Exercise task | Count how many lines in this material contain "your". The answer is that number alone.

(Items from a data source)
+ + + + +

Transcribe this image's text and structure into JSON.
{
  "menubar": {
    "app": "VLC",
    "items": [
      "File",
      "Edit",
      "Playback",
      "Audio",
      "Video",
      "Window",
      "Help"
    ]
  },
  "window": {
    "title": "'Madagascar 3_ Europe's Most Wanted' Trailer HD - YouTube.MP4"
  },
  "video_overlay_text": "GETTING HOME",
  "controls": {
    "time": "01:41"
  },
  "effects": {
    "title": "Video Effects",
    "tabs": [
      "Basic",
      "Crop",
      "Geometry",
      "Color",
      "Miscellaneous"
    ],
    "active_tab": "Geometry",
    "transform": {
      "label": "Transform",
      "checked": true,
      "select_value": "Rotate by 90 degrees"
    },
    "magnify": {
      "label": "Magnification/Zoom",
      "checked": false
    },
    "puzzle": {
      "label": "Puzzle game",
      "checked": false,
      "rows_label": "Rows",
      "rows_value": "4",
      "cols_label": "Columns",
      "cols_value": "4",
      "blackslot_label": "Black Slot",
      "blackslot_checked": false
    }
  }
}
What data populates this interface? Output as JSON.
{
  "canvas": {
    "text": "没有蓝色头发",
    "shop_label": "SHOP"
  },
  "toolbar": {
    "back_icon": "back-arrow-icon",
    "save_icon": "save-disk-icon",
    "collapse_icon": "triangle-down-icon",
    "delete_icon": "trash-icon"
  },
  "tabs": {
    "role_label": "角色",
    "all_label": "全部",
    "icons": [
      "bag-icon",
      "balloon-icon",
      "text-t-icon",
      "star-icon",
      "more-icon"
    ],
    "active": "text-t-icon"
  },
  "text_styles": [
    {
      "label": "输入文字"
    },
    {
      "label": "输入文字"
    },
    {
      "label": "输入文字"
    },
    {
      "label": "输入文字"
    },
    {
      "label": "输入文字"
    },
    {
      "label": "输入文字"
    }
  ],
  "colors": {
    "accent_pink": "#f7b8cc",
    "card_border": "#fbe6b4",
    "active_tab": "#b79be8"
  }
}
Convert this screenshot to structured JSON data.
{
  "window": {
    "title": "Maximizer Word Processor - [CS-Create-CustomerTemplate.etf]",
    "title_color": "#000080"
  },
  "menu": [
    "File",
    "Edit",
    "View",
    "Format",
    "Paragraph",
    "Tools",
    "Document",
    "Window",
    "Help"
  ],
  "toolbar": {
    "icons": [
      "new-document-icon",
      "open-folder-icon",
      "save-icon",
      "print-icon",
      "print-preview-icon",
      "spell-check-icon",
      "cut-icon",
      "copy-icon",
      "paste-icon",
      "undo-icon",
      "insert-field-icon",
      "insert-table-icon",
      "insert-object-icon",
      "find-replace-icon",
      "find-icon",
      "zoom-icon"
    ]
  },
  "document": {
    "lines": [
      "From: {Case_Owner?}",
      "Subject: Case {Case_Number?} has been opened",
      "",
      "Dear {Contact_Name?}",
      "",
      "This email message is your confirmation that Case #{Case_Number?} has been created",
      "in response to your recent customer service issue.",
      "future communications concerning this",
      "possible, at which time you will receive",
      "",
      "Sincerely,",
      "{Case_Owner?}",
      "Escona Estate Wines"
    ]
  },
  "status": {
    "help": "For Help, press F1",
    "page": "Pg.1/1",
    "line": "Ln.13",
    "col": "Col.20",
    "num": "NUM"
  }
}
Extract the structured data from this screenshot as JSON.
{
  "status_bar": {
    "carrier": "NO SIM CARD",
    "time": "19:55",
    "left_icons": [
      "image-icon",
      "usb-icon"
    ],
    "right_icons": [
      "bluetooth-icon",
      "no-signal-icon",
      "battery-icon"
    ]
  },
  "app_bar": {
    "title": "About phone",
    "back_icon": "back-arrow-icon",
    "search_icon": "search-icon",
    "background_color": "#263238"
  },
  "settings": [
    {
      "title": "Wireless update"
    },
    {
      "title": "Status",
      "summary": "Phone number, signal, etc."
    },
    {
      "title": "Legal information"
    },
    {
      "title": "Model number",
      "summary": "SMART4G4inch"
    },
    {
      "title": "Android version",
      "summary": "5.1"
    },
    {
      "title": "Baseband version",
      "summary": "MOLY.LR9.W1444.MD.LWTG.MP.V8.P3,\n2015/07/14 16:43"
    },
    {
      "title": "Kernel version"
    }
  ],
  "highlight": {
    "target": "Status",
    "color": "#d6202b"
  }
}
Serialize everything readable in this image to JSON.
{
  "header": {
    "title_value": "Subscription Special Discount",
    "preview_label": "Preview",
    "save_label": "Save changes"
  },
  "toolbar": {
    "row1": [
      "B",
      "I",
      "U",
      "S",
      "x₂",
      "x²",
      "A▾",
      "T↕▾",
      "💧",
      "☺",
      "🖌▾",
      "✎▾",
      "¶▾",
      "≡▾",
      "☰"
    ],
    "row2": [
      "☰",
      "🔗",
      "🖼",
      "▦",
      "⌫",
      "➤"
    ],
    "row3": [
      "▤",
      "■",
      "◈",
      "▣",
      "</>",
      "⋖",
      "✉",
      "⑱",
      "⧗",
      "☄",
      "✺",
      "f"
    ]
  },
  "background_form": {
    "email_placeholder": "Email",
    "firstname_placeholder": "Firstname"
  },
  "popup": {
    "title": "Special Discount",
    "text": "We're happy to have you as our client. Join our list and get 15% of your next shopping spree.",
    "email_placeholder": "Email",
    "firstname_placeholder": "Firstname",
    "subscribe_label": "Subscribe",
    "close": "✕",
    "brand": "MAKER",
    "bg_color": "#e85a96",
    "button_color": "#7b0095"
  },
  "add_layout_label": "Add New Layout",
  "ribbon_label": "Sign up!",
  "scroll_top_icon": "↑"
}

+ + + + +

Solution to the exercise | 3